### What needs to be done
For the records that follow, return only the count of lines containing the string "kind".

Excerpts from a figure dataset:
====
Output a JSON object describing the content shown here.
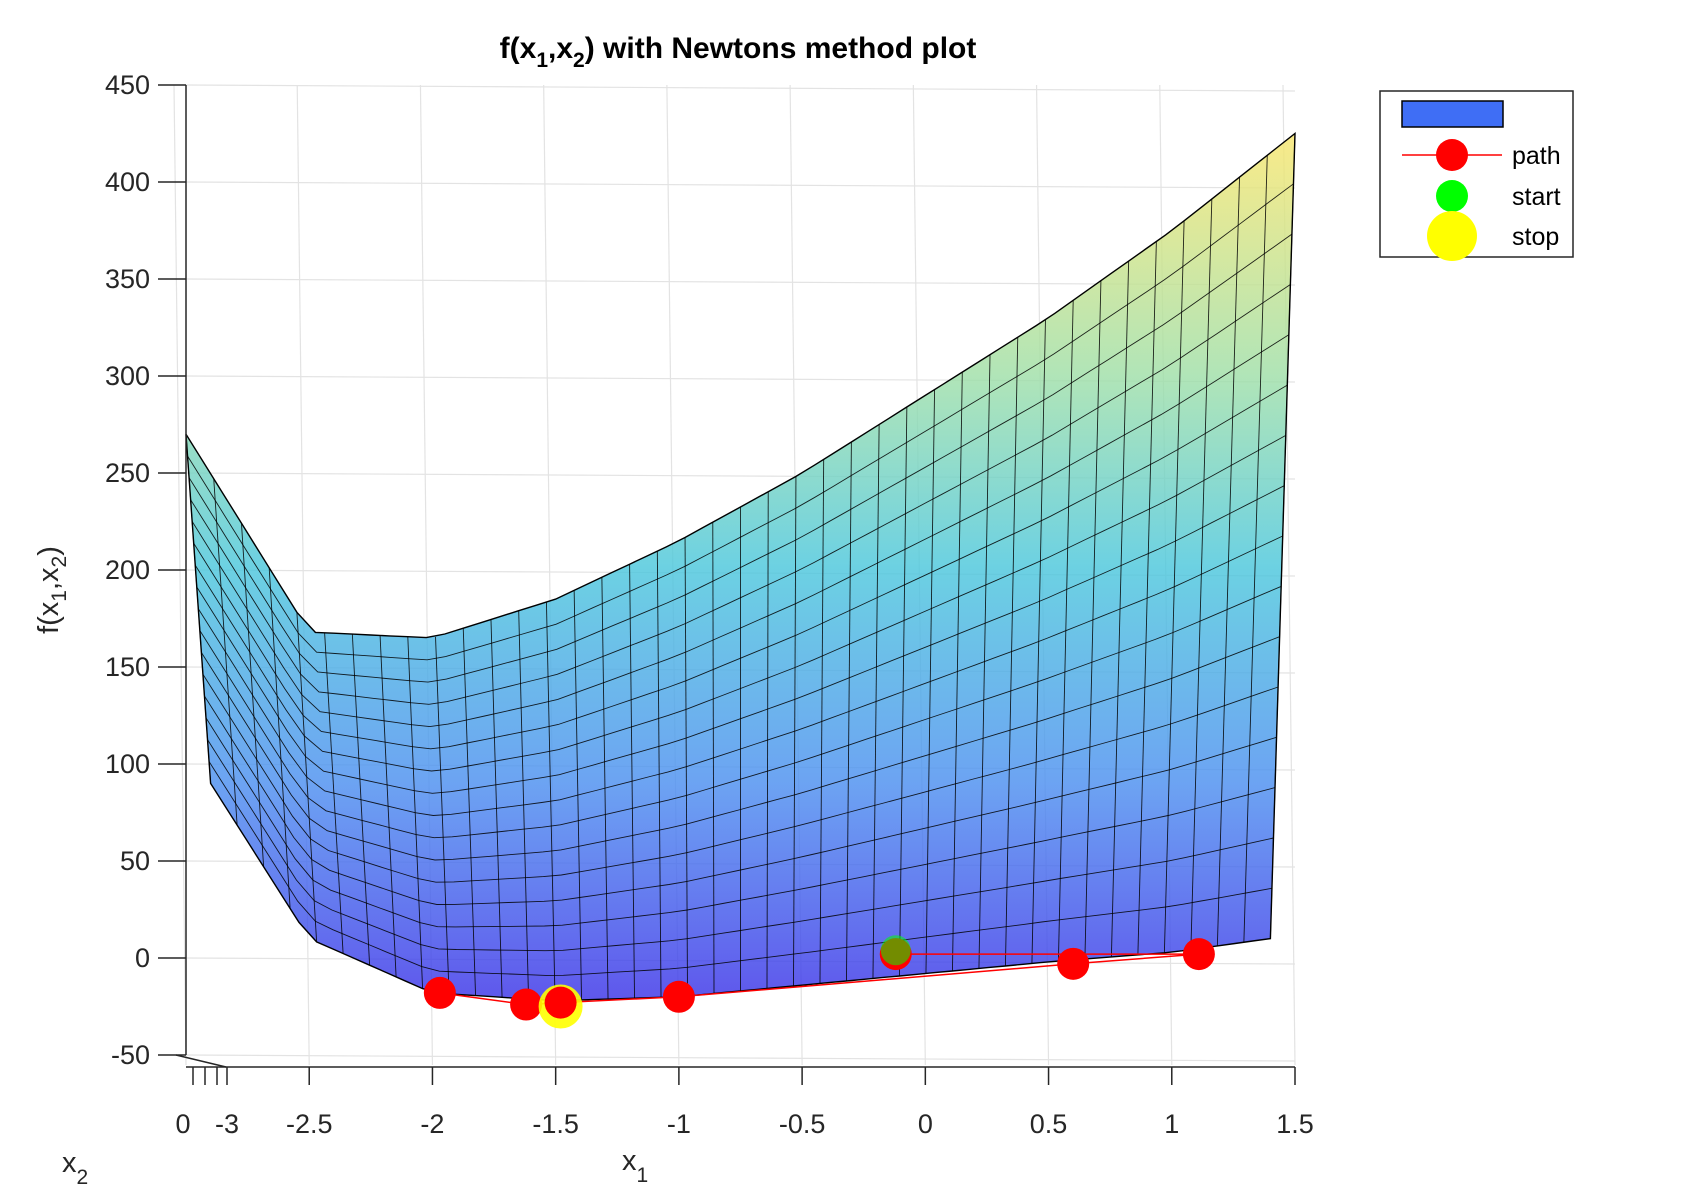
{
  "chart_data": {
    "type": "surface",
    "title": {
      "main": "f(x",
      "s1": "1",
      "mid": ",x",
      "s2": "2",
      "tail": ") with Newtons method plot"
    },
    "xlabel": {
      "base": "x",
      "sub": "1"
    },
    "x2label": {
      "base": "x",
      "sub": "2"
    },
    "zlabel": {
      "pre": "f(x",
      "s1": "1",
      "mid": ",x",
      "s2": "2",
      "tail": ")"
    },
    "xlim": [
      -3,
      1.5
    ],
    "zlim": [
      -50,
      450
    ],
    "x_ticks": [
      "-3",
      "-2.5",
      "-2",
      "-1.5",
      "-1",
      "-0.5",
      "0",
      "0.5",
      "1",
      "1.5"
    ],
    "x_tick_values": [
      -3,
      -2.5,
      -2,
      -1.5,
      -1,
      -0.5,
      0,
      0.5,
      1,
      1.5
    ],
    "x2_ticks": [
      "0"
    ],
    "z_ticks": [
      "450",
      "400",
      "350",
      "300",
      "250",
      "200",
      "150",
      "100",
      "50",
      "0",
      "-50"
    ],
    "z_tick_values": [
      450,
      400,
      350,
      300,
      250,
      200,
      150,
      100,
      50,
      0,
      -50
    ],
    "grid": true,
    "legend_position": "outside-top-right",
    "surface_back_edge": {
      "x": [
        -3,
        -2.5,
        -2,
        -1.5,
        -1,
        -0.5,
        0,
        0.5,
        1,
        1.5
      ],
      "z": [
        270,
        168,
        165,
        185,
        215,
        250,
        290,
        330,
        375,
        425
      ]
    },
    "surface_front_edge": {
      "x": [
        -2.9,
        -2.5,
        -2,
        -1.5,
        -1,
        -0.5,
        0,
        0.5,
        1,
        1.4
      ],
      "z": [
        90,
        10,
        -18,
        -22,
        -20,
        -14,
        -8,
        -2,
        3,
        10
      ]
    },
    "series": [
      {
        "name": "",
        "kind": "surface",
        "color": "#3f6ef5"
      },
      {
        "name": "path",
        "kind": "line+markers",
        "color": "#ff0000",
        "x": [
          -0.12,
          1.11,
          0.6,
          -1.0,
          -1.48,
          -1.62,
          -1.97
        ],
        "z": [
          2,
          2,
          -3,
          -20,
          -23,
          -24,
          -18
        ]
      },
      {
        "name": "start",
        "kind": "marker",
        "color": "#00ff00",
        "x": [
          -0.12
        ],
        "z": [
          4
        ]
      },
      {
        "name": "stop",
        "kind": "marker",
        "color": "#ffff00",
        "x": [
          -1.48
        ],
        "z": [
          -25
        ]
      }
    ]
  }
}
====
### Complete answer
4